(Extracted records)
▼▼▼

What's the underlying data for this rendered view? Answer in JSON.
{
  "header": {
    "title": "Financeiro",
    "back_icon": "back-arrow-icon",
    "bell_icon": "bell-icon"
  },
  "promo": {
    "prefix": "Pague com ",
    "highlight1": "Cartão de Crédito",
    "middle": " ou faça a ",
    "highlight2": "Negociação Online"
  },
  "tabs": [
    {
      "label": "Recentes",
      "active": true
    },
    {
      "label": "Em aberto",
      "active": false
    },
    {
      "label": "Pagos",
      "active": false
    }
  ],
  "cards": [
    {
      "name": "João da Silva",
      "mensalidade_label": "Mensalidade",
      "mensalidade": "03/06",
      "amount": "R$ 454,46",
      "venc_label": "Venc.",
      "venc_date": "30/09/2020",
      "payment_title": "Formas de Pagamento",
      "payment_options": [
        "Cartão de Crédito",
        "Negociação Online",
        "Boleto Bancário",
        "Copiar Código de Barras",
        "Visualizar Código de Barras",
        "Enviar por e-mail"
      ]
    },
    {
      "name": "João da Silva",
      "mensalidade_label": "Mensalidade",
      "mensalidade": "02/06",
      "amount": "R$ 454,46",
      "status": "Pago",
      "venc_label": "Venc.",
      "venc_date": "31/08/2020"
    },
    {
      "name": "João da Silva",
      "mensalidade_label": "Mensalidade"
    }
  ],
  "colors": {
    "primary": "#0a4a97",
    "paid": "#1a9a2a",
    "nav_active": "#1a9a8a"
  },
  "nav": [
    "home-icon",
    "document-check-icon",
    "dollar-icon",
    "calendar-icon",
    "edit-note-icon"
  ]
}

▲▲▲
▼▼▼

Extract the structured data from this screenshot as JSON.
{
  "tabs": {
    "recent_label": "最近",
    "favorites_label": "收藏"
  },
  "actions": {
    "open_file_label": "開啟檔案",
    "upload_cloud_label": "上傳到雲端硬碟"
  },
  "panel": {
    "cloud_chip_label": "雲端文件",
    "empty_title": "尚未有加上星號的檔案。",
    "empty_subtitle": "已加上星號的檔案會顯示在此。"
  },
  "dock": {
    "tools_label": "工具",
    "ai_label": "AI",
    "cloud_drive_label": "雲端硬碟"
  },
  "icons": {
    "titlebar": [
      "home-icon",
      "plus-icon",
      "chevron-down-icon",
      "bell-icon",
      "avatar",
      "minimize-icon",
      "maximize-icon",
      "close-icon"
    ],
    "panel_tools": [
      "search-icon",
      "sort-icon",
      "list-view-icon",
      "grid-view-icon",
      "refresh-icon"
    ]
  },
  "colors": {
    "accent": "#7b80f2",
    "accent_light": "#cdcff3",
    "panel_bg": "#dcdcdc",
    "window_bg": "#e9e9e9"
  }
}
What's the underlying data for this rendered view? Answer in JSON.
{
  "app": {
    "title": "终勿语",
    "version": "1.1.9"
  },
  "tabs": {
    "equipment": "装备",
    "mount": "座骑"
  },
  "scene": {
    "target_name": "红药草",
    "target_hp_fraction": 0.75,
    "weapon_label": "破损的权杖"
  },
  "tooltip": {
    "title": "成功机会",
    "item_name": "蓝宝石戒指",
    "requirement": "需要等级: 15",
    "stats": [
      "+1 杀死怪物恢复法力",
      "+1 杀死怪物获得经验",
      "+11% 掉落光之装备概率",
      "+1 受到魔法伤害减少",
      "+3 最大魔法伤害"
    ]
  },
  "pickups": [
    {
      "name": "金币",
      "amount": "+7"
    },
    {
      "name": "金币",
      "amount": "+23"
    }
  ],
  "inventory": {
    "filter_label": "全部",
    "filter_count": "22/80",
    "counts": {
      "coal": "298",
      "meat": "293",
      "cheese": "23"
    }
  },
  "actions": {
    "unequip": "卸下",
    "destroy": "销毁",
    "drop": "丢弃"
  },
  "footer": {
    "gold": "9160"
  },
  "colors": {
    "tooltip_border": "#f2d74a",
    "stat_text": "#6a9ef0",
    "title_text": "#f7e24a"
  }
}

▲▲▲

→ Given exercise
Determine the number of lines where the string "Crédito" occurs, and give that number only.

→ Written response
2